* To do: Reproduce every line of the listing as written, apart from the pictures.

* Input records:
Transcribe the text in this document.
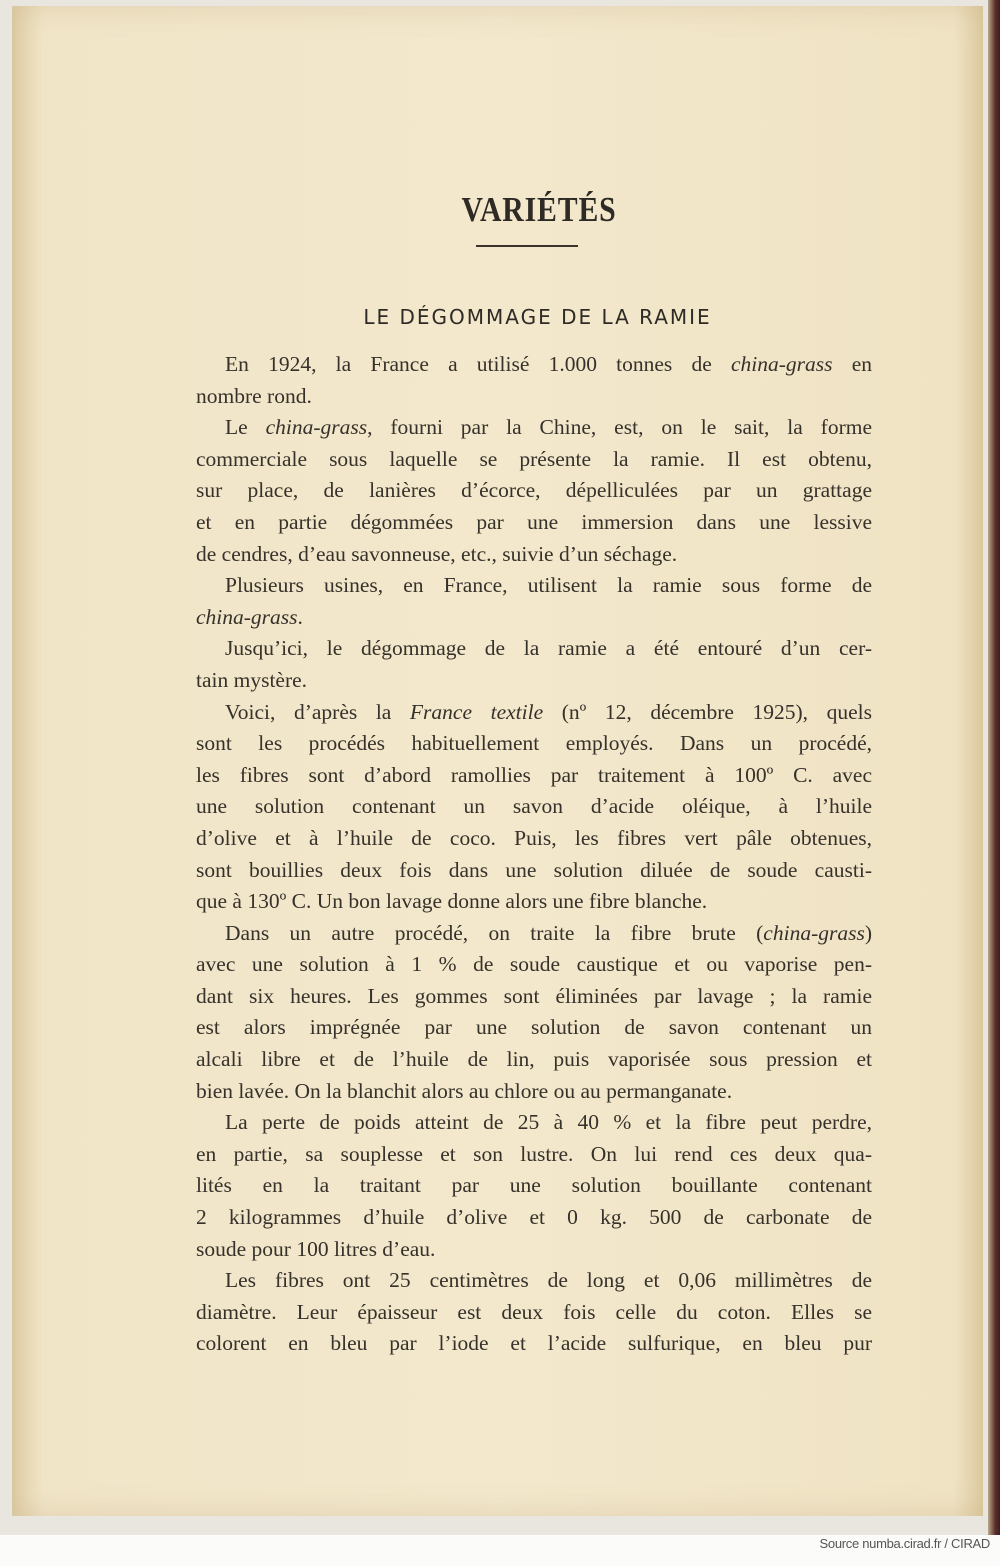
VARIÉTÉS
LE DÉGOMMAGE DE LA RAMIE
En 1924, la France a utilisé 1.000 tonnes de china-grass en
nombre rond.
Le china-grass, fourni par la Chine, est, on le sait, la forme
commerciale sous laquelle se présente la ramie. Il est obtenu,
sur place, de lanières d’écorce, dépelliculées par un grattage
et en partie dégommées par une immersion dans une lessive
de cendres, d’eau savonneuse, etc., suivie d’un séchage.
Plusieurs usines, en France, utilisent la ramie sous forme de
china-grass.
Jusqu’ici, le dégommage de la ramie a été entouré d’un cer-
tain mystère.
Voici, d’après la France textile (nº 12, décembre 1925), quels
sont les procédés habituellement employés. Dans un procédé,
les fibres sont d’abord ramollies par traitement à 100º C. avec
une solution contenant un savon d’acide oléique, à l’huile
d’olive et à l’huile de coco. Puis, les fibres vert pâle obtenues,
sont bouillies deux fois dans une solution diluée de soude causti-
que à 130º C. Un bon lavage donne alors une fibre blanche.
Dans un autre procédé, on traite la fibre brute (china-grass)
avec une solution à 1 % de soude caustique et ou vaporise pen-
dant six heures. Les gommes sont éliminées par lavage ; la ramie
est alors imprégnée par une solution de savon contenant un
alcali libre et de l’huile de lin, puis vaporisée sous pression et
bien lavée. On la blanchit alors au chlore ou au permanganate.
La perte de poids atteint de 25 à 40 % et la fibre peut perdre,
en partie, sa souplesse et son lustre. On lui rend ces deux qua-
lités en la traitant par une solution bouillante contenant
2 kilogrammes d’huile d’olive et 0 kg. 500 de carbonate de
soude pour 100 litres d’eau.
Les fibres ont 25 centimètres de long et 0,06 millimètres de
diamètre. Leur épaisseur est deux fois celle du coton. Elles se
colorent en bleu par l’iode et l’acide sulfurique, en bleu pur
Source numba.cirad.fr / CIRAD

* Written reply:
Transcribe the text in this document.
VARIÉTÉS
LE DÉGOMMAGE DE LA RAMIE
En 1924, la France a utilisé 1.000 tonnes de china-grass en
nombre rond.
Le china-grass, fourni par la Chine, est, on le sait, la forme
commerciale sous laquelle se présente la ramie. Il est obtenu,
sur place, de lanières d’écorce, dépelliculées par un grattage
et en partie dégommées par une immersion dans une lessive
de cendres, d’eau savonneuse, etc., suivie d’un séchage.
Plusieurs usines, en France, utilisent la ramie sous forme de
china-grass.
Jusqu’ici, le dégommage de la ramie a été entouré d’un cer-
tain mystère.
Voici, d’après la France textile (nº 12, décembre 1925), quels
sont les procédés habituellement employés. Dans un procédé,
les fibres sont d’abord ramollies par traitement à 100º C. avec
une solution contenant un savon d’acide oléique, à l’huile
d’olive et à l’huile de coco. Puis, les fibres vert pâle obtenues,
sont bouillies deux fois dans une solution diluée de soude causti-
que à 130º C. Un bon lavage donne alors une fibre blanche.
Dans un autre procédé, on traite la fibre brute (china-grass)
avec une solution à 1 % de soude caustique et ou vaporise pen-
dant six heures. Les gommes sont éliminées par lavage ; la ramie
est alors imprégnée par une solution de savon contenant un
alcali libre et de l’huile de lin, puis vaporisée sous pression et
bien lavée. On la blanchit alors au chlore ou au permanganate.
La perte de poids atteint de 25 à 40 % et la fibre peut perdre,
en partie, sa souplesse et son lustre. On lui rend ces deux qua-
lités en la traitant par une solution bouillante contenant
2 kilogrammes d’huile d’olive et 0 kg. 500 de carbonate de
soude pour 100 litres d’eau.
Les fibres ont 25 centimètres de long et 0,06 millimètres de
diamètre. Leur épaisseur est deux fois celle du coton. Elles se
colorent en bleu par l’iode et l’acide sulfurique, en bleu pur
Source numba.cirad.fr / CIRAD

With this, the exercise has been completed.